**Exercise**
All of the records must be set down again word for word.
======== Given data
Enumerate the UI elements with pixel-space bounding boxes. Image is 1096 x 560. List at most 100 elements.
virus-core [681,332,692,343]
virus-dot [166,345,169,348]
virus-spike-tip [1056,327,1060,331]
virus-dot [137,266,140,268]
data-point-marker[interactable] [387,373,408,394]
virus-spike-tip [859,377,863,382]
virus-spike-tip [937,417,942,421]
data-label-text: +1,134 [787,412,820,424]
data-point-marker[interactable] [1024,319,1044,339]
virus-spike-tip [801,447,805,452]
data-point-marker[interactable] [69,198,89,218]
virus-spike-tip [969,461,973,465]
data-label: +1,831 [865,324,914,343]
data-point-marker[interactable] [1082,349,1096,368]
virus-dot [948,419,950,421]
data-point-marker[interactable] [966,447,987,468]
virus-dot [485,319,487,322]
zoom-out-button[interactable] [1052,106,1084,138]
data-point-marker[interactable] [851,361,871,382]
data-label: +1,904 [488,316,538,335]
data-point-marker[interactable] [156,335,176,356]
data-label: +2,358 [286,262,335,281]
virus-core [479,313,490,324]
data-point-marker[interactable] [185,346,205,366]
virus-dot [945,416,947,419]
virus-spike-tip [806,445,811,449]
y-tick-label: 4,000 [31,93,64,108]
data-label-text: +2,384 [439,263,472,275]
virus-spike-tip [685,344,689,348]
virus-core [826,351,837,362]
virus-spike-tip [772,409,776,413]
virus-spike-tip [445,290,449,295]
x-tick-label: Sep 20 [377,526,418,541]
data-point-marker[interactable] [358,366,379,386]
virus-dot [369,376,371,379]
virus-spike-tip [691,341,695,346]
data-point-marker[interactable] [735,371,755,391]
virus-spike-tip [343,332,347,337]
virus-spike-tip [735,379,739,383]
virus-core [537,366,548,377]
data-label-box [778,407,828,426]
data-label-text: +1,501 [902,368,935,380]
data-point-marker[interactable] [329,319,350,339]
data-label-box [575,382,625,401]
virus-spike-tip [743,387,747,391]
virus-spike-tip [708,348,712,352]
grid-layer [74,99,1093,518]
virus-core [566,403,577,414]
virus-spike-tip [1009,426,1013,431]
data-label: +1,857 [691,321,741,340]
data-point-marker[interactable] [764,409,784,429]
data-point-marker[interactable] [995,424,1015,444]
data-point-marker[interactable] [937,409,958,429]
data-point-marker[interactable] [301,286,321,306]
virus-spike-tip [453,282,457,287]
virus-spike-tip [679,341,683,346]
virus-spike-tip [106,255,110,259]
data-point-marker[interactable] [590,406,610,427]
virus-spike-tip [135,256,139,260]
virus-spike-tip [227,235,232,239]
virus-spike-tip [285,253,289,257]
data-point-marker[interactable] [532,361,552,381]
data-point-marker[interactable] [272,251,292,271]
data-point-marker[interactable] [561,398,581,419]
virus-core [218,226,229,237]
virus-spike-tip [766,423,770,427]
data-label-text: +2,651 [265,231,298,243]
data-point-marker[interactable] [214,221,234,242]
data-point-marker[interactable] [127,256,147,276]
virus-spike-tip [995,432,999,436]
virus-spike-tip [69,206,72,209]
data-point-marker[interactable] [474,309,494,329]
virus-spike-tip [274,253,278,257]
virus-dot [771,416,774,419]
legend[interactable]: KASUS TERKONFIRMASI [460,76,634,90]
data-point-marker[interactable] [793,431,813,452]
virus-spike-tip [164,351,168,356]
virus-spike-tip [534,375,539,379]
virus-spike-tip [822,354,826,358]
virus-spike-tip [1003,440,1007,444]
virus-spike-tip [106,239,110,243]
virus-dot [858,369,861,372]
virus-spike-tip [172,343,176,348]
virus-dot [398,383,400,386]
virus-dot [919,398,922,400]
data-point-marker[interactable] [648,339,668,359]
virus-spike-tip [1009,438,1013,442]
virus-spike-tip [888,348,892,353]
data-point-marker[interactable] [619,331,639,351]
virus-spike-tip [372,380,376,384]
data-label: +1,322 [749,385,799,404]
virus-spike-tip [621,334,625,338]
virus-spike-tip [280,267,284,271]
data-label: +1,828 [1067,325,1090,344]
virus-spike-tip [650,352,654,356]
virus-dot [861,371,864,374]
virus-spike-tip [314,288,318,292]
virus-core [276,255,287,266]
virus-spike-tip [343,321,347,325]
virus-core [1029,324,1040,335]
================
**Answer to this task**
Enumerate the UI elements with pixel-space bounding boxes. Image is 1096 x 560. List at most 100 elements.
virus-core [681,332,692,343]
virus-dot [166,345,169,348]
virus-spike-tip [1056,327,1060,331]
virus-dot [137,266,140,268]
data-point-marker[interactable] [387,373,408,394]
virus-spike-tip [859,377,863,382]
virus-spike-tip [937,417,942,421]
data-label-text: +1,134 [787,412,820,424]
data-point-marker[interactable] [1024,319,1044,339]
virus-spike-tip [801,447,805,452]
data-point-marker[interactable] [69,198,89,218]
virus-spike-tip [969,461,973,465]
data-label: +1,831 [865,324,914,343]
data-point-marker[interactable] [1082,349,1096,368]
virus-dot [948,419,950,421]
data-point-marker[interactable] [966,447,987,468]
virus-dot [485,319,487,322]
zoom-out-button[interactable] [1052,106,1084,138]
data-point-marker[interactable] [851,361,871,382]
data-label: +1,904 [488,316,538,335]
data-point-marker[interactable] [156,335,176,356]
data-label: +2,358 [286,262,335,281]
virus-core [479,313,490,324]
data-point-marker[interactable] [185,346,205,366]
virus-dot [945,416,947,419]
virus-spike-tip [806,445,811,449]
y-tick-label: 4,000 [31,93,64,108]
data-label-text: +2,384 [439,263,472,275]
virus-spike-tip [685,344,689,348]
virus-core [826,351,837,362]
virus-spike-tip [772,409,776,413]
virus-spike-tip [445,290,449,295]
x-tick-label: Sep 20 [377,526,418,541]
data-point-marker[interactable] [358,366,379,386]
virus-dot [369,376,371,379]
virus-spike-tip [691,341,695,346]
data-point-marker[interactable] [735,371,755,391]
virus-spike-tip [343,332,347,337]
virus-spike-tip [735,379,739,383]
virus-core [537,366,548,377]
data-label-box [778,407,828,426]
data-label-text: +1,501 [902,368,935,380]
data-point-marker[interactable] [329,319,350,339]
data-label-box [575,382,625,401]
virus-spike-tip [743,387,747,391]
virus-spike-tip [708,348,712,352]
grid-layer [74,99,1093,518]
virus-core [566,403,577,414]
virus-spike-tip [1009,426,1013,431]
data-label: +1,857 [691,321,741,340]
data-point-marker[interactable] [764,409,784,429]
data-point-marker[interactable] [995,424,1015,444]
data-point-marker[interactable] [937,409,958,429]
data-point-marker[interactable] [301,286,321,306]
virus-spike-tip [453,282,457,287]
virus-spike-tip [679,341,683,346]
virus-spike-tip [106,255,110,259]
data-point-marker[interactable] [590,406,610,427]
virus-spike-tip [135,256,139,260]
virus-spike-tip [227,235,232,239]
virus-spike-tip [285,253,289,257]
data-point-marker[interactable] [532,361,552,381]
data-point-marker[interactable] [272,251,292,271]
data-point-marker[interactable] [561,398,581,419]
virus-core [218,226,229,237]
virus-spike-tip [766,423,770,427]
data-label-text: +2,651 [265,231,298,243]
data-point-marker[interactable] [214,221,234,242]
data-point-marker[interactable] [127,256,147,276]
virus-spike-tip [995,432,999,436]
virus-spike-tip [69,206,72,209]
data-point-marker[interactable] [474,309,494,329]
virus-spike-tip [274,253,278,257]
virus-dot [771,416,774,419]
legend[interactable]: KASUS TERKONFIRMASI [460,76,634,90]
data-point-marker[interactable] [793,431,813,452]
virus-spike-tip [164,351,168,356]
virus-spike-tip [534,375,539,379]
virus-spike-tip [822,354,826,358]
virus-spike-tip [1003,440,1007,444]
virus-spike-tip [106,239,110,243]
virus-dot [858,369,861,372]
virus-spike-tip [172,343,176,348]
virus-dot [398,383,400,386]
virus-dot [919,398,922,400]
data-point-marker[interactable] [648,339,668,359]
virus-spike-tip [1009,438,1013,442]
virus-spike-tip [888,348,892,353]
data-point-marker[interactable] [619,331,639,351]
virus-spike-tip [372,380,376,384]
data-label: +1,322 [749,385,799,404]
virus-spike-tip [621,334,625,338]
virus-spike-tip [280,267,284,271]
data-label: +1,828 [1067,325,1090,344]
virus-spike-tip [650,352,654,356]
virus-dot [861,371,864,374]
virus-spike-tip [314,288,318,292]
virus-core [276,255,287,266]
virus-spike-tip [343,321,347,325]
virus-core [1029,324,1040,335]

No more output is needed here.